> **EXERCISE INPUTS**

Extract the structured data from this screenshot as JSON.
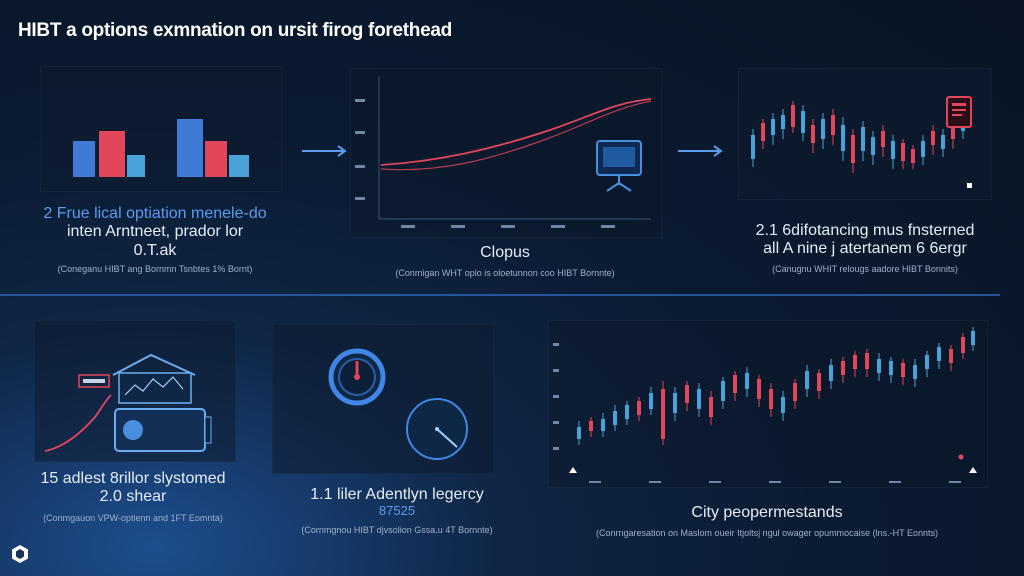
{
  "header": {
    "title": "HIBT a options exmnation on ursit firog forethead"
  },
  "panels": [
    {
      "caption_lines": [
        "2 Frue lical optiation menele-do",
        "inten Arntneet, prador lor",
        "0.T.ak"
      ],
      "source": "(Coneganu HIBT ang Bornmn Tsnbtes 1% Bornt)"
    },
    {
      "caption_lines": [
        "Clopus"
      ],
      "source": "(Conmigan WHT oplo is oloetunnon coo HIBT Bornnte)"
    },
    {
      "caption_lines": [
        "2.1 6difotancing mus fnsterned",
        "all A nine j atertanem 6 6ergr"
      ],
      "source": "(Canugnu WHIT relougs aadore HIBT Bonnits)"
    },
    {
      "caption_lines": [
        "15 adlest 8rillor slystomed",
        "2.0 shear"
      ],
      "source": "(Conmgauon VPW-optienn and 1FT Eomnta)"
    },
    {
      "caption_lines": [
        "1.1 liler Adentlyn legercy",
        "87525"
      ],
      "source": "(Cornmgnou HIBT djvsolion Gssa.u 4T Bornnte)"
    },
    {
      "caption_lines": [
        "City peopermestands"
      ],
      "source": "(Conrngaresation on Maslom oueir Itjoltsj ngul owager opummocaise (lns.-HT Eonnts)"
    }
  ],
  "icon_names": [
    "bar-chart-icon",
    "line-chart-icon",
    "monitor-icon",
    "candlestick-chart-icon",
    "document-icon",
    "house-icon",
    "wallet-card-icon",
    "gauge-icon",
    "logo-icon"
  ],
  "colors": {
    "accent_blue": "#5c9cf0",
    "bar_blue": "#3f7ad6",
    "bar_red": "#e2465a",
    "bar_cyan": "#4aa3d8",
    "divider": "#2a5fa8"
  }
}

> **SHORT PROBLEM**
Quote every record above exactly, leaving out any pictures.

> **RESPONSE**
Extract the structured data from this screenshot as JSON.
{
  "header": {
    "title": "HIBT a options exmnation on ursit firog forethead"
  },
  "panels": [
    {
      "caption_lines": [
        "2 Frue lical optiation menele-do",
        "inten Arntneet, prador lor",
        "0.T.ak"
      ],
      "source": "(Coneganu HIBT ang Bornmn Tsnbtes 1% Bornt)"
    },
    {
      "caption_lines": [
        "Clopus"
      ],
      "source": "(Conmigan WHT oplo is oloetunnon coo HIBT Bornnte)"
    },
    {
      "caption_lines": [
        "2.1 6difotancing mus fnsterned",
        "all A nine j atertanem 6 6ergr"
      ],
      "source": "(Canugnu WHIT relougs aadore HIBT Bonnits)"
    },
    {
      "caption_lines": [
        "15 adlest 8rillor slystomed",
        "2.0 shear"
      ],
      "source": "(Conmgauon VPW-optienn and 1FT Eomnta)"
    },
    {
      "caption_lines": [
        "1.1 liler Adentlyn legercy",
        "87525"
      ],
      "source": "(Cornmgnou HIBT djvsolion Gssa.u 4T Bornnte)"
    },
    {
      "caption_lines": [
        "City peopermestands"
      ],
      "source": "(Conrngaresation on Maslom oueir Itjoltsj ngul owager opummocaise (lns.-HT Eonnts)"
    }
  ],
  "icon_names": [
    "bar-chart-icon",
    "line-chart-icon",
    "monitor-icon",
    "candlestick-chart-icon",
    "document-icon",
    "house-icon",
    "wallet-card-icon",
    "gauge-icon",
    "logo-icon"
  ],
  "colors": {
    "accent_blue": "#5c9cf0",
    "bar_blue": "#3f7ad6",
    "bar_red": "#e2465a",
    "bar_cyan": "#4aa3d8",
    "divider": "#2a5fa8"
  }
}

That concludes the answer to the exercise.